(Spatial layout data)
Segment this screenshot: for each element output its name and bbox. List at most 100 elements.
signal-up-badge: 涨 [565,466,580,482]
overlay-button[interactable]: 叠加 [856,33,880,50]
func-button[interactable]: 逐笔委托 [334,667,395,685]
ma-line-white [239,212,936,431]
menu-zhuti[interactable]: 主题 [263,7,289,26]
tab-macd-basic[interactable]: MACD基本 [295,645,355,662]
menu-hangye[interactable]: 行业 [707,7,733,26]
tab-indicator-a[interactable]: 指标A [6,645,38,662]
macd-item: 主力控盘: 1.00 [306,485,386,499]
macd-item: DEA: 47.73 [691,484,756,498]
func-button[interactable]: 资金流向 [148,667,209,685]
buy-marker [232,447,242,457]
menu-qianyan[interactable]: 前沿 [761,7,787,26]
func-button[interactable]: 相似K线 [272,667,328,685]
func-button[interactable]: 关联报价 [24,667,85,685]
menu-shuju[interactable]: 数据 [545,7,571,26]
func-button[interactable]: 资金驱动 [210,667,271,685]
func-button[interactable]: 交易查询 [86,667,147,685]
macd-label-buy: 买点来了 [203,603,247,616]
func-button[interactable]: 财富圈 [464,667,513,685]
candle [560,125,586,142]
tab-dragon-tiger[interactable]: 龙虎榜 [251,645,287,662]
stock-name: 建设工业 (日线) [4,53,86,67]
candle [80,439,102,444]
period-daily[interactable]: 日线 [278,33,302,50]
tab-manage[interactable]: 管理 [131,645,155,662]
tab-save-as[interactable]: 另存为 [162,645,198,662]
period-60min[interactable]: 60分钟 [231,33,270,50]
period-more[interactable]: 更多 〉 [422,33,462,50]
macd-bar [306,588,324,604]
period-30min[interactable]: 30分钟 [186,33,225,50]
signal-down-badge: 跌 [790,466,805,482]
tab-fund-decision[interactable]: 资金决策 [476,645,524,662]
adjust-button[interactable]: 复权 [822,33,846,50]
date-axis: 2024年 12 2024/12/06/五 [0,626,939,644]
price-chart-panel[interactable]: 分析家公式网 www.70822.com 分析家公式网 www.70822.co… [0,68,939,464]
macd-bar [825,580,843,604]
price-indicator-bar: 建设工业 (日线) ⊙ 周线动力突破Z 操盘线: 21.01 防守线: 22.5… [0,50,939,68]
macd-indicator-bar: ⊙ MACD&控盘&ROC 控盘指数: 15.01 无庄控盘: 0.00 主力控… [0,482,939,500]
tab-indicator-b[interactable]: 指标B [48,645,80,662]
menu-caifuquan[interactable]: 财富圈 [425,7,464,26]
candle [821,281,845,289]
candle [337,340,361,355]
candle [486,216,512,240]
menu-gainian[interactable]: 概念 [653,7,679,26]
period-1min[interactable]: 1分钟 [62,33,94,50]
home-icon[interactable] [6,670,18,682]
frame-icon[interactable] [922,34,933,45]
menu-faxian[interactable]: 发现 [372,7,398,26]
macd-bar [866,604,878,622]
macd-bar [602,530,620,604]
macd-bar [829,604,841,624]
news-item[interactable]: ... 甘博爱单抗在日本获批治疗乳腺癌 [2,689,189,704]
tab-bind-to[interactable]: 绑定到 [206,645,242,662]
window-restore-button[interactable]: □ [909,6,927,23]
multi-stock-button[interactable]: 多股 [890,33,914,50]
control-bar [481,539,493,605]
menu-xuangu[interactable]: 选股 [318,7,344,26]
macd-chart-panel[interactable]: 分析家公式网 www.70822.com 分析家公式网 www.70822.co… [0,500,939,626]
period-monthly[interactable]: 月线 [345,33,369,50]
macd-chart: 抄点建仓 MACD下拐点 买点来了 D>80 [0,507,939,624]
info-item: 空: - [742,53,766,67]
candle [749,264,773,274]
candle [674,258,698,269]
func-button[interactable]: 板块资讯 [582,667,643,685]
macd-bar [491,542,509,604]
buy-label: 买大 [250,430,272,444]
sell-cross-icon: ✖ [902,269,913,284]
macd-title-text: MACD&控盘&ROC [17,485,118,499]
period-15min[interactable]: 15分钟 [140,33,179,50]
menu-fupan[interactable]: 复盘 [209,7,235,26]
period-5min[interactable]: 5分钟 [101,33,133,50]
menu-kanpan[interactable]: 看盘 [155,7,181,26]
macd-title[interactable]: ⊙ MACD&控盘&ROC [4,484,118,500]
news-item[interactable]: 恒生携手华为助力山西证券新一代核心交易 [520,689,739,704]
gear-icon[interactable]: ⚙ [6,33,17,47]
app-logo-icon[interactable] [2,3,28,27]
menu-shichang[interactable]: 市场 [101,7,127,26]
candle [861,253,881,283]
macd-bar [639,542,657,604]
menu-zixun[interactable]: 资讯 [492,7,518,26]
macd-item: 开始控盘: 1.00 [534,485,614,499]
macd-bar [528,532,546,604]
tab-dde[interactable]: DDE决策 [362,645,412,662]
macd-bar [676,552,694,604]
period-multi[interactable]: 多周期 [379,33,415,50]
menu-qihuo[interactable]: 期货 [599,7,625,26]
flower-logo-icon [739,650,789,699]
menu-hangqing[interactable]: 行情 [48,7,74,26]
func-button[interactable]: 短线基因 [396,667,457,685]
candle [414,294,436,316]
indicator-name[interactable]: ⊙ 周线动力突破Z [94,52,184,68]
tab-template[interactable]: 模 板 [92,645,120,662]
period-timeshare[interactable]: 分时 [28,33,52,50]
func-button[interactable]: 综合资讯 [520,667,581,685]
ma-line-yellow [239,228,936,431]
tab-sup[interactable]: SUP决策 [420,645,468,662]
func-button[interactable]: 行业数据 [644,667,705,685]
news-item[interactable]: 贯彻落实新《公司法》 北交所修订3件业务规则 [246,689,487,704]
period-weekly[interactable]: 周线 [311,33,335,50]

→ **YOUR OBJECTIVE**:
Rewrite the lines above, changing "func-button" to "function-button" wherever it occurs and leaving everything else untouched.

→ **TASK RESULT**:
Segment this screenshot: for each element output its name and bbox. List at most 100 elements.
signal-up-badge: 涨 [565,466,580,482]
overlay-button[interactable]: 叠加 [856,33,880,50]
function-button[interactable]: 逐笔委托 [334,667,395,685]
ma-line-white [239,212,936,431]
menu-zhuti[interactable]: 主题 [263,7,289,26]
tab-macd-basic[interactable]: MACD基本 [295,645,355,662]
menu-hangye[interactable]: 行业 [707,7,733,26]
tab-indicator-a[interactable]: 指标A [6,645,38,662]
macd-item: 主力控盘: 1.00 [306,485,386,499]
macd-item: DEA: 47.73 [691,484,756,498]
function-button[interactable]: 资金流向 [148,667,209,685]
buy-marker [232,447,242,457]
menu-qianyan[interactable]: 前沿 [761,7,787,26]
function-button[interactable]: 相似K线 [272,667,328,685]
function-button[interactable]: 关联报价 [24,667,85,685]
menu-shuju[interactable]: 数据 [545,7,571,26]
function-button[interactable]: 资金驱动 [210,667,271,685]
function-button[interactable]: 交易查询 [86,667,147,685]
macd-label-buy: 买点来了 [203,603,247,616]
function-button[interactable]: 财富圈 [464,667,513,685]
candle [560,125,586,142]
tab-dragon-tiger[interactable]: 龙虎榜 [251,645,287,662]
stock-name: 建设工业 (日线) [4,53,86,67]
candle [80,439,102,444]
period-daily[interactable]: 日线 [278,33,302,50]
tab-manage[interactable]: 管理 [131,645,155,662]
tab-save-as[interactable]: 另存为 [162,645,198,662]
period-60min[interactable]: 60分钟 [231,33,270,50]
period-more[interactable]: 更多 〉 [422,33,462,50]
macd-bar [306,588,324,604]
period-30min[interactable]: 30分钟 [186,33,225,50]
signal-down-badge: 跌 [790,466,805,482]
tab-fund-decision[interactable]: 资金决策 [476,645,524,662]
adjust-button[interactable]: 复权 [822,33,846,50]
date-axis: 2024年 12 2024/12/06/五 [0,626,939,644]
price-chart-panel[interactable]: 分析家公式网 www.70822.com 分析家公式网 www.70822.co… [0,68,939,464]
macd-bar [825,580,843,604]
price-indicator-bar: 建设工业 (日线) ⊙ 周线动力突破Z 操盘线: 21.01 防守线: 22.5… [0,50,939,68]
macd-indicator-bar: ⊙ MACD&控盘&ROC 控盘指数: 15.01 无庄控盘: 0.00 主力控… [0,482,939,500]
tab-indicator-b[interactable]: 指标B [48,645,80,662]
menu-caifuquan[interactable]: 财富圈 [425,7,464,26]
candle [821,281,845,289]
candle [337,340,361,355]
candle [486,216,512,240]
menu-gainian[interactable]: 概念 [653,7,679,26]
period-1min[interactable]: 1分钟 [62,33,94,50]
home-icon[interactable] [6,670,18,682]
frame-icon[interactable] [922,34,933,45]
menu-faxian[interactable]: 发现 [372,7,398,26]
macd-bar [866,604,878,622]
macd-bar [602,530,620,604]
macd-bar [829,604,841,624]
news-item[interactable]: ... 甘博爱单抗在日本获批治疗乳腺癌 [2,689,189,704]
tab-bind-to[interactable]: 绑定到 [206,645,242,662]
window-restore-button[interactable]: □ [909,6,927,23]
multi-stock-button[interactable]: 多股 [890,33,914,50]
control-bar [481,539,493,605]
menu-xuangu[interactable]: 选股 [318,7,344,26]
macd-chart-panel[interactable]: 分析家公式网 www.70822.com 分析家公式网 www.70822.co… [0,500,939,626]
period-monthly[interactable]: 月线 [345,33,369,50]
macd-chart: 抄点建仓 MACD下拐点 买点来了 D>80 [0,507,939,624]
info-item: 空: - [742,53,766,67]
candle [749,264,773,274]
candle [674,258,698,269]
function-button[interactable]: 板块资讯 [582,667,643,685]
macd-bar [491,542,509,604]
buy-label: 买大 [250,430,272,444]
sell-cross-icon: ✖ [902,269,913,284]
macd-title-text: MACD&控盘&ROC [17,485,118,499]
period-15min[interactable]: 15分钟 [140,33,179,50]
menu-fupan[interactable]: 复盘 [209,7,235,26]
period-5min[interactable]: 5分钟 [101,33,133,50]
menu-kanpan[interactable]: 看盘 [155,7,181,26]
macd-title[interactable]: ⊙ MACD&控盘&ROC [4,484,118,500]
news-item[interactable]: 恒生携手华为助力山西证券新一代核心交易 [520,689,739,704]
gear-icon[interactable]: ⚙ [6,33,17,47]
app-logo-icon[interactable] [2,3,28,27]
menu-shichang[interactable]: 市场 [101,7,127,26]
candle [861,253,881,283]
macd-bar [639,542,657,604]
menu-zixun[interactable]: 资讯 [492,7,518,26]
macd-item: 开始控盘: 1.00 [534,485,614,499]
macd-bar [528,532,546,604]
tab-dde[interactable]: DDE决策 [362,645,412,662]
macd-bar [676,552,694,604]
period-multi[interactable]: 多周期 [379,33,415,50]
menu-qihuo[interactable]: 期货 [599,7,625,26]
flower-logo-icon [739,650,789,699]
menu-hangqing[interactable]: 行情 [48,7,74,26]
function-button[interactable]: 短线基因 [396,667,457,685]
candle [414,294,436,316]
indicator-name[interactable]: ⊙ 周线动力突破Z [94,52,184,68]
tab-template[interactable]: 模 板 [92,645,120,662]
period-timeshare[interactable]: 分时 [28,33,52,50]
function-button[interactable]: 综合资讯 [520,667,581,685]
ma-line-yellow [239,228,936,431]
tab-sup[interactable]: SUP决策 [420,645,468,662]
function-button[interactable]: 行业数据 [644,667,705,685]
news-item[interactable]: 贯彻落实新《公司法》 北交所修订3件业务规则 [246,689,487,704]
period-weekly[interactable]: 周线 [311,33,335,50]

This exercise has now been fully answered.